(Stored data)

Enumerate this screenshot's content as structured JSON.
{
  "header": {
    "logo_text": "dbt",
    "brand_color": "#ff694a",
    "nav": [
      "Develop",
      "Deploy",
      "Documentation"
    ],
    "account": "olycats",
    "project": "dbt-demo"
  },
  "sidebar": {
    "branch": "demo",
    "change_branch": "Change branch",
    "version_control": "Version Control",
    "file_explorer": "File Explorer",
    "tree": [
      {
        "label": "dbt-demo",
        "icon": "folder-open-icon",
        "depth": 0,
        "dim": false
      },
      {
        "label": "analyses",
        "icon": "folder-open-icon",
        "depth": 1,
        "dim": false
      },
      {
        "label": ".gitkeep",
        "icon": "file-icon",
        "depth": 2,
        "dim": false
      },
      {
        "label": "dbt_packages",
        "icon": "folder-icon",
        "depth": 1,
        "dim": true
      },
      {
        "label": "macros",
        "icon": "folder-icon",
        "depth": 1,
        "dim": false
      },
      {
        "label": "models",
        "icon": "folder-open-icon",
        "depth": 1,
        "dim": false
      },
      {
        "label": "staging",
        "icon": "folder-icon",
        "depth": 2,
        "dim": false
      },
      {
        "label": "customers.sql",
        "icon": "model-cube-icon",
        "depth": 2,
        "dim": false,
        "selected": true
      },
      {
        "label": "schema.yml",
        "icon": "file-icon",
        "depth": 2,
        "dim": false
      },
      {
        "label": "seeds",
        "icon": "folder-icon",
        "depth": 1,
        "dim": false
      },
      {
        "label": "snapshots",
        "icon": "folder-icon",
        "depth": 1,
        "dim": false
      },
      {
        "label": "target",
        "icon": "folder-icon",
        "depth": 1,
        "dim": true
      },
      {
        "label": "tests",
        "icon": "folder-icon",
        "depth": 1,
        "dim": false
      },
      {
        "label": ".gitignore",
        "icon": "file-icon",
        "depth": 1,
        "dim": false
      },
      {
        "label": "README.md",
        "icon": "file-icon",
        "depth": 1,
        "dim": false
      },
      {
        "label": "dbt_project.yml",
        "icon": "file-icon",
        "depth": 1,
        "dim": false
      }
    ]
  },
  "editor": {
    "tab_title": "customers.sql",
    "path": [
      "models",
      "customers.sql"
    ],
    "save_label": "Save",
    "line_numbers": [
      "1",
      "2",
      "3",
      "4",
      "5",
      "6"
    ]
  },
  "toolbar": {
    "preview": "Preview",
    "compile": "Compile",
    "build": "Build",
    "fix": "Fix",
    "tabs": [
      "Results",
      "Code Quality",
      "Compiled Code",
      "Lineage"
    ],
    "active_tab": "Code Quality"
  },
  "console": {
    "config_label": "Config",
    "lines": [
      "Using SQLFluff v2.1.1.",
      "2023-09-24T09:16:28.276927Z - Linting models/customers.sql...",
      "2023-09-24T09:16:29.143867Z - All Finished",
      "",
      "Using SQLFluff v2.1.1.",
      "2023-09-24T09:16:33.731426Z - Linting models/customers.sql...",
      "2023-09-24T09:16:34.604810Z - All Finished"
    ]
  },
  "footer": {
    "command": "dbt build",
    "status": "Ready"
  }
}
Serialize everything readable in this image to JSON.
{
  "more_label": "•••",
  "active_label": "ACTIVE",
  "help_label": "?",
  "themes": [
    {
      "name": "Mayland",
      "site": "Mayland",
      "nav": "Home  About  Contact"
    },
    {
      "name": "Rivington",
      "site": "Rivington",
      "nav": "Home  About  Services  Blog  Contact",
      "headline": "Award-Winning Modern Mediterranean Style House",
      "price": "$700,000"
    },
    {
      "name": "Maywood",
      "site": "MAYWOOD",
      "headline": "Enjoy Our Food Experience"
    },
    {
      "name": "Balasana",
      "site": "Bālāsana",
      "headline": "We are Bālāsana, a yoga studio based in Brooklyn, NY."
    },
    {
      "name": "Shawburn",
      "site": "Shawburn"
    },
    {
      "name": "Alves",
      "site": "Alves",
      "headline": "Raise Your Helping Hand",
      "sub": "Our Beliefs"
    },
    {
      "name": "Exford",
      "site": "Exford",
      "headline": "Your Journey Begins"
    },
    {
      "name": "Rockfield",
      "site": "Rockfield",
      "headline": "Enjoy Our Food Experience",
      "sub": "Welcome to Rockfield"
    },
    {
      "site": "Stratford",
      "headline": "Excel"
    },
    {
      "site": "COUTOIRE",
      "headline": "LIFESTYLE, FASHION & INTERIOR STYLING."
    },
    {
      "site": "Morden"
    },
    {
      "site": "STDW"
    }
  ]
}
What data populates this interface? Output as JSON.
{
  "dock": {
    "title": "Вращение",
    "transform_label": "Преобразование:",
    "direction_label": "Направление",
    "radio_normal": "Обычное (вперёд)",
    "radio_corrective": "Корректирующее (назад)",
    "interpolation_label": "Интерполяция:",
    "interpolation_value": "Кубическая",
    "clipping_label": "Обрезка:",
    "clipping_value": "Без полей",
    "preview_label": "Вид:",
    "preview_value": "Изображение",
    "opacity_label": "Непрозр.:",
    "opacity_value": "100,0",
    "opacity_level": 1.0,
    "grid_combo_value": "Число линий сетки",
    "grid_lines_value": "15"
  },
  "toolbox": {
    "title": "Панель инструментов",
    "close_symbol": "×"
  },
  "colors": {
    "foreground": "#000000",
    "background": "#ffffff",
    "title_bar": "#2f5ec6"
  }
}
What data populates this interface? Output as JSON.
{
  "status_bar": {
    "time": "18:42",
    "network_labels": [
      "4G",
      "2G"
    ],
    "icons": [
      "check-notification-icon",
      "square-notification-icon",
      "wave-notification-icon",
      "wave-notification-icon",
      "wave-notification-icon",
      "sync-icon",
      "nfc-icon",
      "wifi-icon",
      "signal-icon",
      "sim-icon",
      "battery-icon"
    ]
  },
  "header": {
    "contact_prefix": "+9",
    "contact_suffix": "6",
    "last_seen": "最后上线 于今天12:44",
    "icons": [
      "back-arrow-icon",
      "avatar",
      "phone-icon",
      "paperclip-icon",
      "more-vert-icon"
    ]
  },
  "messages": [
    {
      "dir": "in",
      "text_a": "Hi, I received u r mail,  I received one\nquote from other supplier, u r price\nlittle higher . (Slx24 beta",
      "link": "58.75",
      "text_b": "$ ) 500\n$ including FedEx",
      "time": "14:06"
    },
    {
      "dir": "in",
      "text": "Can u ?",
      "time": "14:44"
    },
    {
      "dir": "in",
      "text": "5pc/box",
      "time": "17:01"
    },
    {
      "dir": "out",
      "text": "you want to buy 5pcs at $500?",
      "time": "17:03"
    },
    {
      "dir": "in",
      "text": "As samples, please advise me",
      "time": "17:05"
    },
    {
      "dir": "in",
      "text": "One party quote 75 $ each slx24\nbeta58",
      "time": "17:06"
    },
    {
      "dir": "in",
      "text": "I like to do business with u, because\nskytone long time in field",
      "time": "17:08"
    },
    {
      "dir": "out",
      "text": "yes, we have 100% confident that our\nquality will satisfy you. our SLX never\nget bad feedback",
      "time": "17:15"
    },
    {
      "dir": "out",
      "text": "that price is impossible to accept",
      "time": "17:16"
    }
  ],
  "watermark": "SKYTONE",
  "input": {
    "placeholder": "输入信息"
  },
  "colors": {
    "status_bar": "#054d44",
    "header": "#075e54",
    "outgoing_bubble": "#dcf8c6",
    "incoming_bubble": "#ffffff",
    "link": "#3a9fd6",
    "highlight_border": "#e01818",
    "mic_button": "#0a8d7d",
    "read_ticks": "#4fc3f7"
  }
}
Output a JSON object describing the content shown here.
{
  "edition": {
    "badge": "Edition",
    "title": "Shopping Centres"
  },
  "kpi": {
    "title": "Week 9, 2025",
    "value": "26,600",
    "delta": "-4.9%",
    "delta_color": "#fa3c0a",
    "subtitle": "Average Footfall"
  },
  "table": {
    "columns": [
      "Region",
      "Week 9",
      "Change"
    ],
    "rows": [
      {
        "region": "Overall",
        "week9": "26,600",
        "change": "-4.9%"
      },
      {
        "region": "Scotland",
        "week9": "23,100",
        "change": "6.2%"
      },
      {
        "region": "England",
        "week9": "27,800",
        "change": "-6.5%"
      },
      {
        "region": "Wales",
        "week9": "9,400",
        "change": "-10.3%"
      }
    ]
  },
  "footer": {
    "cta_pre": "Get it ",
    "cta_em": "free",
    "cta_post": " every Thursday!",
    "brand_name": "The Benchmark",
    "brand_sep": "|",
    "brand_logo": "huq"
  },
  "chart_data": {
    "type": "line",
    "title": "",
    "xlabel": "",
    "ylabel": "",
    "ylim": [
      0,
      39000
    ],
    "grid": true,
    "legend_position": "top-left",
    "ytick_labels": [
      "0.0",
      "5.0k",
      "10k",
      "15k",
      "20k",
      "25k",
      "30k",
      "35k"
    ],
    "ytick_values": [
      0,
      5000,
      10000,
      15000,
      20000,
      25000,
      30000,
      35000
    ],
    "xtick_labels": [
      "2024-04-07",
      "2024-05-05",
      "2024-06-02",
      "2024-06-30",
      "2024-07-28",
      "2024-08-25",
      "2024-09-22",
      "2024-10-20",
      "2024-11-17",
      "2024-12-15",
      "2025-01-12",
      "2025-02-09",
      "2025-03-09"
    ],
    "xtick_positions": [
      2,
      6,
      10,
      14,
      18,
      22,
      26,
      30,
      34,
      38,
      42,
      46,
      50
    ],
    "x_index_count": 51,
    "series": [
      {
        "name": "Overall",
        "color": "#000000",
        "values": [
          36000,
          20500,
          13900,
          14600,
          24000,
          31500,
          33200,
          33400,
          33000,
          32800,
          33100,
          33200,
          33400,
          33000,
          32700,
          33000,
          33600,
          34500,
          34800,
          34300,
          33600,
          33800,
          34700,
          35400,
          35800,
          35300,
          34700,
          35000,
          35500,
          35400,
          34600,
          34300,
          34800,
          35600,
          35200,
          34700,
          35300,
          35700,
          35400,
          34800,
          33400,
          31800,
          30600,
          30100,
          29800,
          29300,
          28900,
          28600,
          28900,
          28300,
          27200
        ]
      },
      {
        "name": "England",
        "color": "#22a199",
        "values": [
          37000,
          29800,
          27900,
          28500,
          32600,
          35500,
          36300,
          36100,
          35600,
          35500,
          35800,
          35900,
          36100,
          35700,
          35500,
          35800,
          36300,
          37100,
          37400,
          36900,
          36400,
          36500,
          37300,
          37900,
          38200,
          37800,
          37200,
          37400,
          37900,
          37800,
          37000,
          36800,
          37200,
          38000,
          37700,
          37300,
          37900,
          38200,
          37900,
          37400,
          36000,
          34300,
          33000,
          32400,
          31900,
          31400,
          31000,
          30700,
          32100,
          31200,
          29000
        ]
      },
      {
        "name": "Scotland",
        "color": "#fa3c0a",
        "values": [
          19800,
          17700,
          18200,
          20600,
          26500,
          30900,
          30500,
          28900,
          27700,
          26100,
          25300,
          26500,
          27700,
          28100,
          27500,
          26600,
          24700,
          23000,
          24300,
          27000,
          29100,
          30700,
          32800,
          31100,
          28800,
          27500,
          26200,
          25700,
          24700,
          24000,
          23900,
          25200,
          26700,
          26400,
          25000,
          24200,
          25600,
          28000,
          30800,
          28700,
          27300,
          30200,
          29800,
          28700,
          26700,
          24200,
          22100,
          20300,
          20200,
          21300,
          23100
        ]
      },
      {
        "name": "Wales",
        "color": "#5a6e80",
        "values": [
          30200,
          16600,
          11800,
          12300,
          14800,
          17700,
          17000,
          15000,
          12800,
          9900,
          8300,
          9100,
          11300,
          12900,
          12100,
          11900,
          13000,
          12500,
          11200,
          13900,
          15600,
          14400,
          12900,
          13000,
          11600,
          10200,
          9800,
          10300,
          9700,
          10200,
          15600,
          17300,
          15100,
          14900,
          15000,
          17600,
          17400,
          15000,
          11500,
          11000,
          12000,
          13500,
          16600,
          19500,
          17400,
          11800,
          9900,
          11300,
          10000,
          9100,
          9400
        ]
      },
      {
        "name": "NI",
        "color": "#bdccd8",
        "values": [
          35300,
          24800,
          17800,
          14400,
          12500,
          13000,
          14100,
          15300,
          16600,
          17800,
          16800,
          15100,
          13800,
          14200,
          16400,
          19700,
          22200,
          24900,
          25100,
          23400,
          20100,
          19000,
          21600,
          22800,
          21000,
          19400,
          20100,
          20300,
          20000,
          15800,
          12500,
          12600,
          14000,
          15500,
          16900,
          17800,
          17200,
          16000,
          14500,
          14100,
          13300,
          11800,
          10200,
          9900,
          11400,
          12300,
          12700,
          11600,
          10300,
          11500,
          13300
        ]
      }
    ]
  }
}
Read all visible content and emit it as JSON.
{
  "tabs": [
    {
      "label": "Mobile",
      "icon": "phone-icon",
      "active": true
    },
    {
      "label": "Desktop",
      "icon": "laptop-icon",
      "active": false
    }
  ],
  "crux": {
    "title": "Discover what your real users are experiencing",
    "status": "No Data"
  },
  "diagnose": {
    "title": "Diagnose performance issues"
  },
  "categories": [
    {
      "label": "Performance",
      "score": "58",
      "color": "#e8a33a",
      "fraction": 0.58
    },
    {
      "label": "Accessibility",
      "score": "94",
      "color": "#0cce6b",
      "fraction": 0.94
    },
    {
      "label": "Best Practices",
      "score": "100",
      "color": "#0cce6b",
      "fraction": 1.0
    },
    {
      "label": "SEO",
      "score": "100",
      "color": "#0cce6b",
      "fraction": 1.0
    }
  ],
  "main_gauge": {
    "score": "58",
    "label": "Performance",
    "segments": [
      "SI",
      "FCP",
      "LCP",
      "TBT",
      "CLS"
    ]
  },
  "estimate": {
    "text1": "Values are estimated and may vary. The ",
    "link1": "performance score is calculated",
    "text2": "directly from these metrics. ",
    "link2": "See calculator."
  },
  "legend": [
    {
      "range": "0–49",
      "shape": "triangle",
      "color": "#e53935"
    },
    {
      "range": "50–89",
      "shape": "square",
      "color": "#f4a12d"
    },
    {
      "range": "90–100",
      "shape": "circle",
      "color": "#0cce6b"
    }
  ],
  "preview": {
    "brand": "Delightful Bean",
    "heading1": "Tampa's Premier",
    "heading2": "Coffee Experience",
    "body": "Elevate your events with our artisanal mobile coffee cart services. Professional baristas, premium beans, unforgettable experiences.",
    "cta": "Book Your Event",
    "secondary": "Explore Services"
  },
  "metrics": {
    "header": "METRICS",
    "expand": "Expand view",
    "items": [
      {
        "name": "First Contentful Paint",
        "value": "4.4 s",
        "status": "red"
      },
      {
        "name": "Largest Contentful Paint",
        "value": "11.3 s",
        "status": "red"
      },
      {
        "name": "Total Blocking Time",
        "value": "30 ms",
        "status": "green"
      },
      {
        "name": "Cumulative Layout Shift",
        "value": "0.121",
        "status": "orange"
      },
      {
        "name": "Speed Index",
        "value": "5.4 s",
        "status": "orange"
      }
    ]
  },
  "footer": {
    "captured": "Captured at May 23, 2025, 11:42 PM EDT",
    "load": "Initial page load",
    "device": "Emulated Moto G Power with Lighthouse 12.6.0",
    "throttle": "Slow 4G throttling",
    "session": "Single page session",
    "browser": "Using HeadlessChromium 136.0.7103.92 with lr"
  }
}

> THE PROBLEM: Give only a number: how many lines of the data hold the string "demo"?

> EXPECTED ANSWER: 3